TASK REQUIREMENTS:
Output all the data exactly. Pictures do not belong in the copy.

- - - - - - -

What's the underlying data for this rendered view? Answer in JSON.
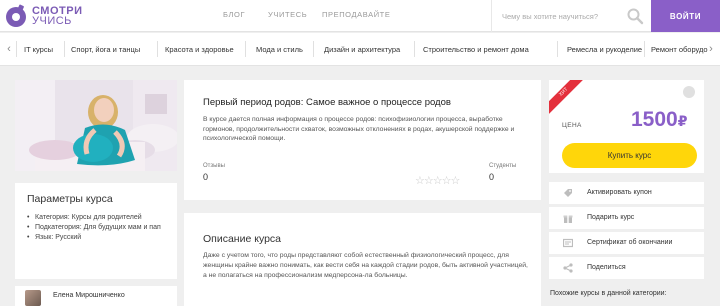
{
  "header": {
    "logo_line1": "СМОТРИ",
    "logo_line2": "УЧИСЬ",
    "nav": [
      "БЛОГ",
      "УЧИТЕСЬ",
      "ПРЕПОДАВАЙТЕ"
    ],
    "search_placeholder": "Чему вы хотите научиться?",
    "login_label": "ВОЙТИ",
    "accent_color": "#8a5fc8"
  },
  "categories": {
    "left_arrow": "‹",
    "right_arrow": "›",
    "items": [
      "IT курсы",
      "Спорт, йога и танцы",
      "Красота и здоровье",
      "Мода и стиль",
      "Дизайн и архитектура",
      "Строительство и ремонт дома",
      "Ремесла и рукоделие",
      "Ремонт оборудо"
    ]
  },
  "course": {
    "title": "Первый период родов: Самое важное о процессе родов",
    "description": "В курсе дается полная информация о процессе родов: психофизиологии процесса, выработке гормонов, продолжительности схваток, возможных отклонениях в родах, акушерской поддержке и психологической помощи.",
    "reviews_label": "Отзывы",
    "reviews_value": "0",
    "students_label": "Студенты",
    "students_value": "0",
    "rating_stars": 0
  },
  "params": {
    "title": "Параметры курса",
    "items": [
      "Категория: Курсы для родителей",
      "Подкатегория: Для будущих мам и пап",
      "Язык: Русский"
    ]
  },
  "author": {
    "name": "Елена Мирошниченко"
  },
  "description_section": {
    "title": "Описание курса",
    "body": "Даже с учетом того, что роды представляют собой естественный физиологический процесс, для женщины крайне важно понимать, как вести себя на каждой стадии родов, быть активной участницей, а не полагаться на профессионализм медперсона-ла больницы."
  },
  "pricing": {
    "ribbon": "ХИТ",
    "price_label": "ЦЕНА",
    "price": "1500",
    "currency": "₽",
    "buy_label": "Купить курс",
    "buy_color": "#ffd60a"
  },
  "actions": [
    {
      "label": "Активировать купон",
      "icon": "tag-icon"
    },
    {
      "label": "Подарить курс",
      "icon": "gift-icon"
    },
    {
      "label": "Сертификат об окончании",
      "icon": "certificate-icon"
    },
    {
      "label": "Поделиться",
      "icon": "share-icon"
    }
  ],
  "similar_title": "Похожие курсы в данной категории:"
}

- - - - - - -

EXERCISE RESULT:
What's the underlying data for this rendered view? Answer in JSON.
{
  "header": {
    "logo_line1": "СМОТРИ",
    "logo_line2": "УЧИСЬ",
    "nav": [
      "БЛОГ",
      "УЧИТЕСЬ",
      "ПРЕПОДАВАЙТЕ"
    ],
    "search_placeholder": "Чему вы хотите научиться?",
    "login_label": "ВОЙТИ",
    "accent_color": "#8a5fc8"
  },
  "categories": {
    "left_arrow": "‹",
    "right_arrow": "›",
    "items": [
      "IT курсы",
      "Спорт, йога и танцы",
      "Красота и здоровье",
      "Мода и стиль",
      "Дизайн и архитектура",
      "Строительство и ремонт дома",
      "Ремесла и рукоделие",
      "Ремонт оборудо"
    ]
  },
  "course": {
    "title": "Первый период родов: Самое важное о процессе родов",
    "description": "В курсе дается полная информация о процессе родов: психофизиологии процесса, выработке гормонов, продолжительности схваток, возможных отклонениях в родах, акушерской поддержке и психологической помощи.",
    "reviews_label": "Отзывы",
    "reviews_value": "0",
    "students_label": "Студенты",
    "students_value": "0",
    "rating_stars": 0
  },
  "params": {
    "title": "Параметры курса",
    "items": [
      "Категория: Курсы для родителей",
      "Подкатегория: Для будущих мам и пап",
      "Язык: Русский"
    ]
  },
  "author": {
    "name": "Елена Мирошниченко"
  },
  "description_section": {
    "title": "Описание курса",
    "body": "Даже с учетом того, что роды представляют собой естественный физиологический процесс, для женщины крайне важно понимать, как вести себя на каждой стадии родов, быть активной участницей, а не полагаться на профессионализм медперсона-ла больницы."
  },
  "pricing": {
    "ribbon": "ХИТ",
    "price_label": "ЦЕНА",
    "price": "1500",
    "currency": "₽",
    "buy_label": "Купить курс",
    "buy_color": "#ffd60a"
  },
  "actions": [
    {
      "label": "Активировать купон",
      "icon": "tag-icon"
    },
    {
      "label": "Подарить курс",
      "icon": "gift-icon"
    },
    {
      "label": "Сертификат об окончании",
      "icon": "certificate-icon"
    },
    {
      "label": "Поделиться",
      "icon": "share-icon"
    }
  ],
  "similar_title": "Похожие курсы в данной категории:"
}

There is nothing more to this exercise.